## Task requirements
Extract every line that contains the string "What".

## Stored data
•••

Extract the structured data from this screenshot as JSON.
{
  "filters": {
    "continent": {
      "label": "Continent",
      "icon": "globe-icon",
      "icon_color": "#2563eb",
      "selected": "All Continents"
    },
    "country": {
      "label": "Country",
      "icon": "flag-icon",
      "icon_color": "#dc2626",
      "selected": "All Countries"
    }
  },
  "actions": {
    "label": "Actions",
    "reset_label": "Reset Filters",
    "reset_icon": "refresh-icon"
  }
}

•••

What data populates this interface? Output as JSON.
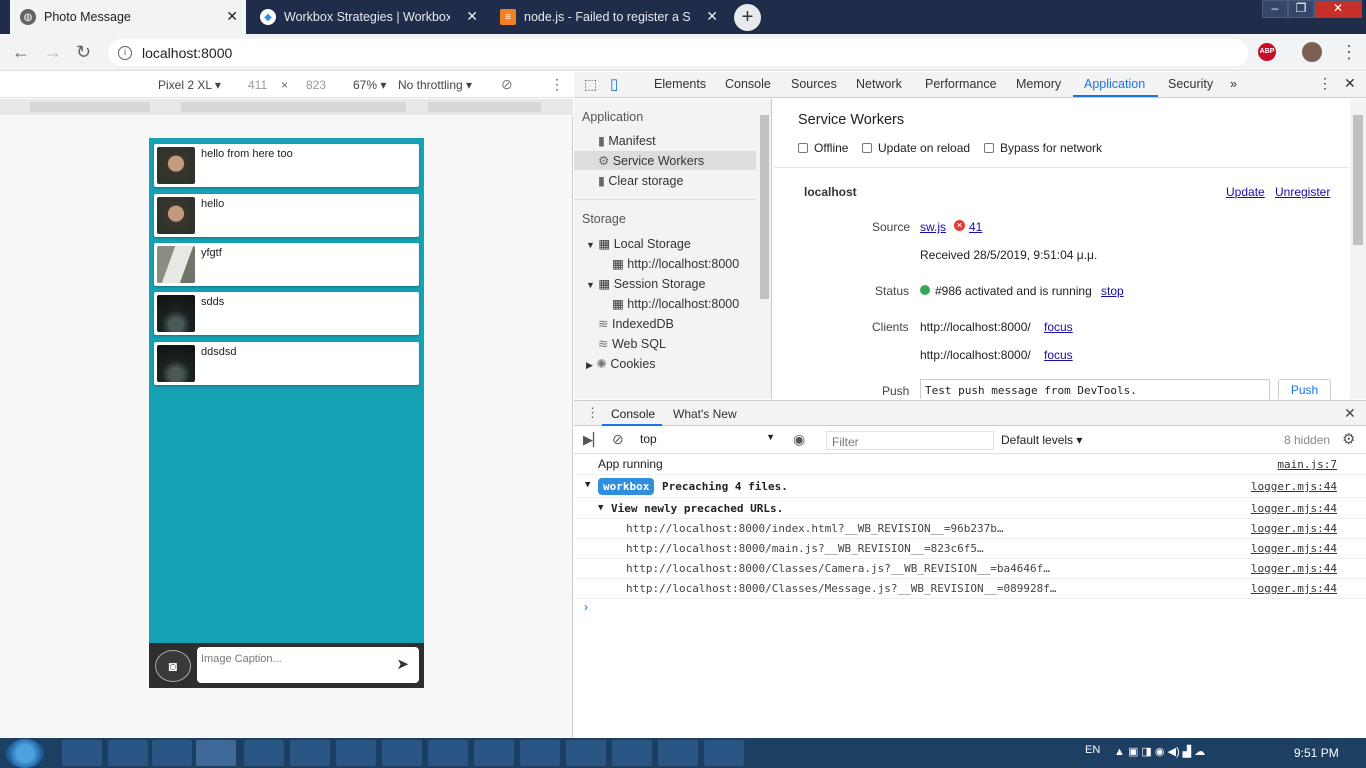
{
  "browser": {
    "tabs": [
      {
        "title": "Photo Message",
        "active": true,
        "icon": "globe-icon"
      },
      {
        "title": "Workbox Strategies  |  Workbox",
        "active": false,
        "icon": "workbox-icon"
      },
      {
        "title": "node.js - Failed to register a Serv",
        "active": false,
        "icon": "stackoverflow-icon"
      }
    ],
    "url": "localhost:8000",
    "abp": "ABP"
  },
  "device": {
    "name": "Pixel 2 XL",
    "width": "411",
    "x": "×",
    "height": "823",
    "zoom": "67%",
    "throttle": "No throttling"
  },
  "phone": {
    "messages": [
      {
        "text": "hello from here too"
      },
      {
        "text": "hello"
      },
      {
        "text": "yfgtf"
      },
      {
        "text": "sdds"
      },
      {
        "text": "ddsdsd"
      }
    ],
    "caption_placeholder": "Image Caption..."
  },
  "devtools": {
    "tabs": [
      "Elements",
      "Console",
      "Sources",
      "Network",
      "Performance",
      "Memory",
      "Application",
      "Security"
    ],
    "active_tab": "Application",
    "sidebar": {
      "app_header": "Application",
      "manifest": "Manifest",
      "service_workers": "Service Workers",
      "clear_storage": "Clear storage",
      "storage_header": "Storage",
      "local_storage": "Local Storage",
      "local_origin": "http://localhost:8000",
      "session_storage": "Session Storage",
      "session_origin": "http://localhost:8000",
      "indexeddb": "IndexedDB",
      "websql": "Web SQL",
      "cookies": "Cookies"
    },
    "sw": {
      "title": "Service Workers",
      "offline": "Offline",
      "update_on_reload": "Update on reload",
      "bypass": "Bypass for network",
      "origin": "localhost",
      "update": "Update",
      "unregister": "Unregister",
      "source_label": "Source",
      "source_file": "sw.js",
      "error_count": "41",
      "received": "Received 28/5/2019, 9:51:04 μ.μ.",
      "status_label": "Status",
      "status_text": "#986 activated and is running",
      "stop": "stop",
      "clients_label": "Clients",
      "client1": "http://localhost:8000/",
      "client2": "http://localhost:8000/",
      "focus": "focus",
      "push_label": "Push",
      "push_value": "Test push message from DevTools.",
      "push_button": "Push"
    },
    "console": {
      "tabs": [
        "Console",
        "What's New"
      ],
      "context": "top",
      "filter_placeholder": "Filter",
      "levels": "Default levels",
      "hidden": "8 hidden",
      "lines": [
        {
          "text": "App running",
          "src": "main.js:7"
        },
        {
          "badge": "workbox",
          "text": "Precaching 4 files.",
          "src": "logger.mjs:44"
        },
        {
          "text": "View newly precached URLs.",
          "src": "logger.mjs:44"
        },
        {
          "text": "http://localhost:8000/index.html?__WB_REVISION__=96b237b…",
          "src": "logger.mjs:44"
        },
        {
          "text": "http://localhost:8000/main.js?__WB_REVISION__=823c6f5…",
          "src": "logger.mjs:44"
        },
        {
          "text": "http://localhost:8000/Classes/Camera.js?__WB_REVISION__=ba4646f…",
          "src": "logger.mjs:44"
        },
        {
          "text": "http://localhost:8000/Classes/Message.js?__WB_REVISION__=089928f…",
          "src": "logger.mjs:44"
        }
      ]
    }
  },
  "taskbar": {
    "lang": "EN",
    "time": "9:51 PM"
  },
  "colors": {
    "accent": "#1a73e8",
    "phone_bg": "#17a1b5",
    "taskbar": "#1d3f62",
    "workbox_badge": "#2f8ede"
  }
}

•••

## Result
What data populates this interface? Output as JSON.
        "What's New"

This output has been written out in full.